● **TANTANGAN LATIHAN**:
1. Ubahlah paragraf dalam tulisan tentang kepengurusan baru MUI yang diawali "Tokoh-tokoh yang dikenal berafiliasi" menjadi daftar berbutir tanpa menghilangkan fakta utamanya.
2. Menurut tulisan tentang kepengurusan baru MUI, jabatan apa yang kini diemban Ma'ruf Amin di MUI?

Terdepaknya Ulama Kritis Dalam Wajah Baru MUI




Oleh : Nita Savitri (Pegiat Literasi, Pemerhati Kebijakan Publik)

Ulama pewaris Nabi.  Ketika sosok Nabi telah tiada, maka para ulama dengan keilmuan yang dimiliki menjadi sosok guru bagi umat.  Memimpin umat  tuk beramar makruf nahi munkar, baik kepada penguasa maupun masyarakat.  Memperjuangkan Islam sebagaimana para Nabi terdahulu.  Dialah  orang yang mempunyai keilmuan agama, paham dan tempat bertanya bagi umat.  

Terpilihnya Miftahul Ahyar sebagai ketua Umum MUI yang baru (2020-2025), melengkapi hilangnya sejumlah tokoh 212 dari kepengurusan MUI.  Misalnya, nama Din Syamsuddin dan sejumlah ulama identik dikaitkan dengan Aksi 212 terdepak dari kepengurusan. Nama Din digeser Ma'ruf Amin. Wakil Presiden RI itu kini mengemban jabatan Ketua Dewan Pertimbangan MUI. ( CNN Indonesia,27/11/20)

Tokoh-tokoh yang dikenal berafiliasi dengan PA 212 yang lain juga tak lagi menjadi pengurus MUI 2020-2025.  Bachtiar Nasir, yang duduk sebagai Wakil Sekretaris Dewan Pertimbangan MUI, tak mendapat posisi baru di kepengurusan teranyar. Bachtiar Nasir aktif memimpin GNPF MUI ketika kasus penodaan agama oleh Basuki Tjahaja Purnama atau Ahok tengah panas-panasnya.  Ketua GNPF Ulama Yusuf Muhammad Martak pun tak diikutsertakan dalam kepengurusan MUI yang baru. Yusuf Martak menjabat bendahara di kepengurusan MUI yang lama.

Pengebirian MUI

Wakil Ketua Komisi VIII DPR  yang memiliki ruang lingkup tugas bidang keagamaan, Ace Hasan Syadzaly mengungkapkan bahwa MUI bukanlah organisasi politik.  Ace yang juga menjabat Ketua Dewan Pimpinan Pusat (DPP) Partai Golkar menyatakan MUI merupakan tempat ormas-ormas Islam berhimpun tanpa tujuan politik tertentu.  Dia berharap adanya pengurus baru ini akan lebih membawa Islam moderat atau washatiyatul Islam. Islam yang rahmah dan ramah, bukan yang marah.(CNN.Indonesia,28/11/20)

● **MATERI YANG DITAMPILKAN**:
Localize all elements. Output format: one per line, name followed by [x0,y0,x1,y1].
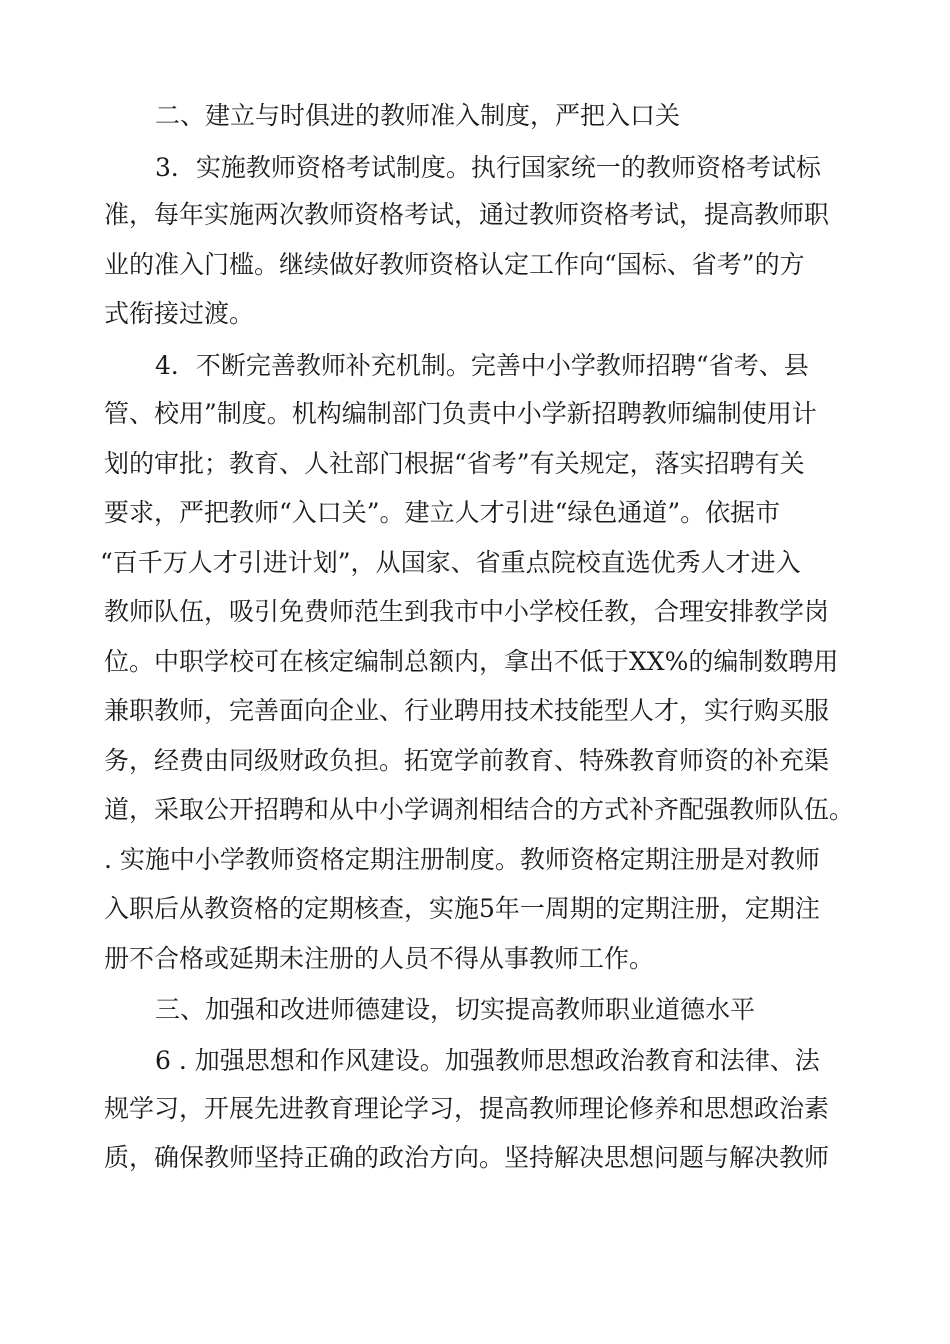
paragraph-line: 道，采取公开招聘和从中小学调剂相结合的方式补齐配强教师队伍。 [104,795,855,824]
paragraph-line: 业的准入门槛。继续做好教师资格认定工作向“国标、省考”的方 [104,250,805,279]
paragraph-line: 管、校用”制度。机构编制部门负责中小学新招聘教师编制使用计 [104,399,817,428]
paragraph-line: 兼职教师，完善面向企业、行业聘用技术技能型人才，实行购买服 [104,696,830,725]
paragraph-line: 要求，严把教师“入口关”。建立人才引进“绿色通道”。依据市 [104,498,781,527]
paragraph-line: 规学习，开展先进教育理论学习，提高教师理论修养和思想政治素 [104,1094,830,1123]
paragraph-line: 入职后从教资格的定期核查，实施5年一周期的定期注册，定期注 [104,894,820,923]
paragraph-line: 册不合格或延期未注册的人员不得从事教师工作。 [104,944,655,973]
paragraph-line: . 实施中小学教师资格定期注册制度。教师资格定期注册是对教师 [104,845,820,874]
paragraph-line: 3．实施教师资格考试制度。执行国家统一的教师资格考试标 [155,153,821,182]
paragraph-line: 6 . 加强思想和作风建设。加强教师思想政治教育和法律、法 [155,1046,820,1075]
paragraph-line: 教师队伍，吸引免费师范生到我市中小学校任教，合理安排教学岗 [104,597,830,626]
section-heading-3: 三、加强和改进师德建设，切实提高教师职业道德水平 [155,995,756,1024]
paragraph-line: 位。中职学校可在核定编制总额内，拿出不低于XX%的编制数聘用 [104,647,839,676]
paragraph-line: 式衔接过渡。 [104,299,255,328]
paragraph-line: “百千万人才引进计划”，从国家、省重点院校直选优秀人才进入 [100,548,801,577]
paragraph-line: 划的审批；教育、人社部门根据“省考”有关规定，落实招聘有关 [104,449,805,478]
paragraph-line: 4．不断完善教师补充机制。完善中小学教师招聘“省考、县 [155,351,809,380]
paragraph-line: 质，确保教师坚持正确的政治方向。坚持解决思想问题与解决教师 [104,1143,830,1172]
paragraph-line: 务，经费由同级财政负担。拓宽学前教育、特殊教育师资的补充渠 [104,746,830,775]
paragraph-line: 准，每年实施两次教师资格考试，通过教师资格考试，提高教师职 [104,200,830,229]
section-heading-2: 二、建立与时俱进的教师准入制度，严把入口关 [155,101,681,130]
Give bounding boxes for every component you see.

● **HASIL JAWABAN**:
1.
- Sejumlah tokoh yang dikenal berafiliasi dengan PA 212 tidak lagi menjadi pengurus MUI 2020-2025.
- Bachtiar Nasir, yang sebelumnya menjabat Wakil Sekretaris Dewan Pertimbangan MUI, tidak mendapat posisi baru. Ia aktif memimpin GNPF MUI ketika kasus penodaan agama oleh Basuki Tjahaja Purnama (Ahok) sedang memanas.
- Yusuf Muhammad Martak, Ketua GNPF Ulama yang menjabat bendahara di kepengurusan lama, juga tidak diikutsertakan dalam kepengurusan baru.

2. Ketua Dewan Pertimbangan MUI.